Gelişmiş Arama
Ziyaret
21738
Güncellenme Tarihi: 2010/03/09
Soru Özeti
Kadir gecesi bir gece midir yoksa bir geceden fazla mıdır? Gündüz de kadir gecesinden sayılır mı?
Soru
Kadir gecesi yanız bir gece midir yoksa bir geceden fazla mıdır? Gündüz de kadir gecesinden sayılır mı?
Kısa Cevap

Kadir gecesi, mübarek ve önemli bir gecedir. Kur'an'ın nassıyla ramazan ayının içindedir.

Bu soru birkaç ihtimali içermektedir:

1- Kadir gecesinin çokluğundan maksat halkın bildiği şey olan bir yıl içinde ki 19, 21 ve 23. gecelerin (18, 20 ve 22. günlerini bir sonraki güne bağlayan geceler) kadir gecesi olması.

2- Kadir gecesinin çokluğundan maksat Resulullah (s.a.a)'in zamanında olan ve ondan (s.a.a) sonra da tekrar eden gece olması.

3- Kadir gecesinin çokluğundan maksat, Müslümanların yaşadığı şehirlerin ufuklarının farklı olması nedeniyle her bölgenin kendisine ait bir kadir gecesinin olması.

 

Birinci ihtimal doğru değildir. Kur'an'ın nazil olduğu ve işlerin takdir edildiği gece bir geceden ibarettir. Allah-u Teala buyuruyor: 'Biz onu kadir gecesinde nazil ettik.' Ayette 'kadir gecelerinde' (çoğul olarak) değil, kadir gecesinde nazil ettik diye buyuruyor.

 

İkinci ihtimal için demek gerekir ki, Kur'an'ın ayetleri ve rivayetler, kadir gecesinin yalnızca Resulullah (s.a.a)'in zamanına ve Kur'an-ı Kerim'in nüzulüyle sınırlı olmadığını ortaya koymaktadır. Kadir gecesi her yıl tekrarlanan bir gecedir. Tıpkı her yıl tekrarlanan kurban bayramı gibi. Zira Kur'an buyuruyor: 'Melekler ve Ruh o gece yere inerler.' Yine 'O gecede ayrılır, takdir edilir her hükmolunan iş.' diye buyurmaktadır. Bu iki ayette 'iner' ve 'ayrılır' yüklemleri muzari (geniş zaman) fiili şeklinde gelmiştir. Bu da devamlılığı gerektirir.
....................
Yapılacaklar –
[1] Kadir gecesi metnine göre şu soruları cevaplayın:
(a) Kısa cevapta kadir gecesinin hangi ayın içinde olduğu söyleniyor?
(b) Üçüncü ihtimalde her bölgenin kendine ait bir kadir gecesi olması hangi sebebe bağlanıyor?
(c) İkinci ihtimal ele alınırken her yıl tekrarlanan kadir gecesi hangi bayrama benzetiliyor?
[2] Lütfen kayıtlarda "x-tick-label: 0.6 [198,383,213,395]" geçen satırdan başlayıp kayıtların sonuna kadar uzanan satırları aynen yazın; ilk ve son satır da dahil.
Kadir gecesi metniyle kayıtlar arasında hiçbir bağ yoktur.

Verilen Kayıtlar –
....................
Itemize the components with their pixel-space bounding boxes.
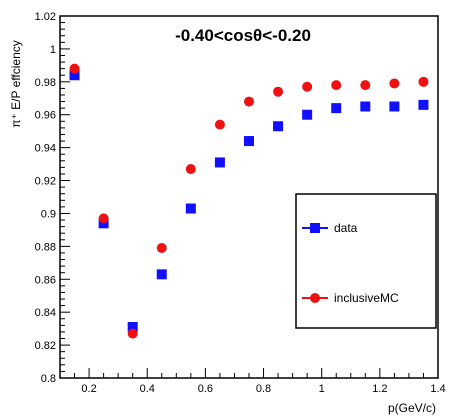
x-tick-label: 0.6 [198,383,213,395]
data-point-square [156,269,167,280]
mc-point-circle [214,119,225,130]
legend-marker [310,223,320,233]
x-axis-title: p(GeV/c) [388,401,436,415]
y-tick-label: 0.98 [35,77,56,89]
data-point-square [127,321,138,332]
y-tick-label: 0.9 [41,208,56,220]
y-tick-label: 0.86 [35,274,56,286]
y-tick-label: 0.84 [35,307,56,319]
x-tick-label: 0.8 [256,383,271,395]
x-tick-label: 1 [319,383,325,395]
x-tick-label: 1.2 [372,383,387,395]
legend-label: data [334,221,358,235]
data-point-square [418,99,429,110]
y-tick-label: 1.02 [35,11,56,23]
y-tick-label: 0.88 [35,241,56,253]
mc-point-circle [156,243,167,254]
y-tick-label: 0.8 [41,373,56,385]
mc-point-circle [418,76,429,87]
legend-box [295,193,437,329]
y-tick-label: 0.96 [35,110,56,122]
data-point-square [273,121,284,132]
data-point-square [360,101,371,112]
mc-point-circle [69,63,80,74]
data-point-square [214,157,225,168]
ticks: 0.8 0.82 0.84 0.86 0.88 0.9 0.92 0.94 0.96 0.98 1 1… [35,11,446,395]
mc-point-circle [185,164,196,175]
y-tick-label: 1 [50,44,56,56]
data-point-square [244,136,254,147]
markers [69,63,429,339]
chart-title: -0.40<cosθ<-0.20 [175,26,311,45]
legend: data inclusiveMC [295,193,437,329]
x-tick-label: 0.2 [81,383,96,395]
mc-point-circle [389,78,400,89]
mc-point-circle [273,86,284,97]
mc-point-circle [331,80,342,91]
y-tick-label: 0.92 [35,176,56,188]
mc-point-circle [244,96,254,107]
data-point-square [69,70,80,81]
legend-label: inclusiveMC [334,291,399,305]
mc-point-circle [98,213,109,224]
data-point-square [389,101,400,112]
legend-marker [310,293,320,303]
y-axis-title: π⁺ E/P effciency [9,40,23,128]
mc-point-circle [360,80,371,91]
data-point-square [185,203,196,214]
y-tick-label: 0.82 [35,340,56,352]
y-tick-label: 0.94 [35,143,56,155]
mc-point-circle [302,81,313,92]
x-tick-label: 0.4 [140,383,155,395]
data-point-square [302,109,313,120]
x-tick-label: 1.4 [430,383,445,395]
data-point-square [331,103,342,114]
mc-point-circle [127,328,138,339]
....................
Görev Cevapları –
[1]
(a) Ramazan ayının içinde.
(b) Müslümanların yaşadığı şehirlerin ufuklarının farklı olmasına.
(c) Kurban bayramına.

[2]
x-tick-label: 0.6 [198,383,213,395]
data-point-square [156,269,167,280]
mc-point-circle [214,119,225,130]
legend-marker [310,223,320,233]
x-axis-title: p(GeV/c) [388,401,436,415]
y-tick-label: 0.98 [35,77,56,89]
data-point-square [127,321,138,332]
y-tick-label: 0.9 [41,208,56,220]
y-tick-label: 0.86 [35,274,56,286]
y-tick-label: 0.84 [35,307,56,319]
x-tick-label: 0.8 [256,383,271,395]
x-tick-label: 1 [319,383,325,395]
x-tick-label: 1.2 [372,383,387,395]
legend-label: data [334,221,358,235]
data-point-square [418,99,429,110]
y-tick-label: 1.02 [35,11,56,23]
y-tick-label: 0.88 [35,241,56,253]
mc-point-circle [156,243,167,254]
y-tick-label: 0.8 [41,373,56,385]
mc-point-circle [418,76,429,87]
legend-box [295,193,437,329]
y-tick-label: 0.96 [35,110,56,122]
data-point-square [273,121,284,132]
data-point-square [360,101,371,112]
mc-point-circle [69,63,80,74]
data-point-square [214,157,225,168]
ticks: 0.8 0.82 0.84 0.86 0.88 0.9 0.92 0.94 0.96 0.98 1 1… [35,11,446,395]
mc-point-circle [185,164,196,175]
y-tick-label: 1 [50,44,56,56]
data-point-square [244,136,254,147]
markers [69,63,429,339]
chart-title: -0.40<cosθ<-0.20 [175,26,311,45]
legend: data inclusiveMC [295,193,437,329]
x-tick-label: 0.2 [81,383,96,395]
mc-point-circle [389,78,400,89]
mc-point-circle [273,86,284,97]
mc-point-circle [331,80,342,91]
y-tick-label: 0.92 [35,176,56,188]
mc-point-circle [244,96,254,107]
data-point-square [69,70,80,81]
legend-label: inclusiveMC [334,291,399,305]
mc-point-circle [98,213,109,224]
data-point-square [389,101,400,112]
legend-marker [310,293,320,303]
y-axis-title: π⁺ E/P effciency [9,40,23,128]
mc-point-circle [360,80,371,91]
data-point-square [185,203,196,214]
y-tick-label: 0.82 [35,340,56,352]
y-tick-label: 0.94 [35,143,56,155]
mc-point-circle [302,81,313,92]
x-tick-label: 0.4 [140,383,155,395]
data-point-square [302,109,313,120]
x-tick-label: 1.4 [430,383,445,395]
data-point-square [331,103,342,114]
mc-point-circle [127,328,138,339]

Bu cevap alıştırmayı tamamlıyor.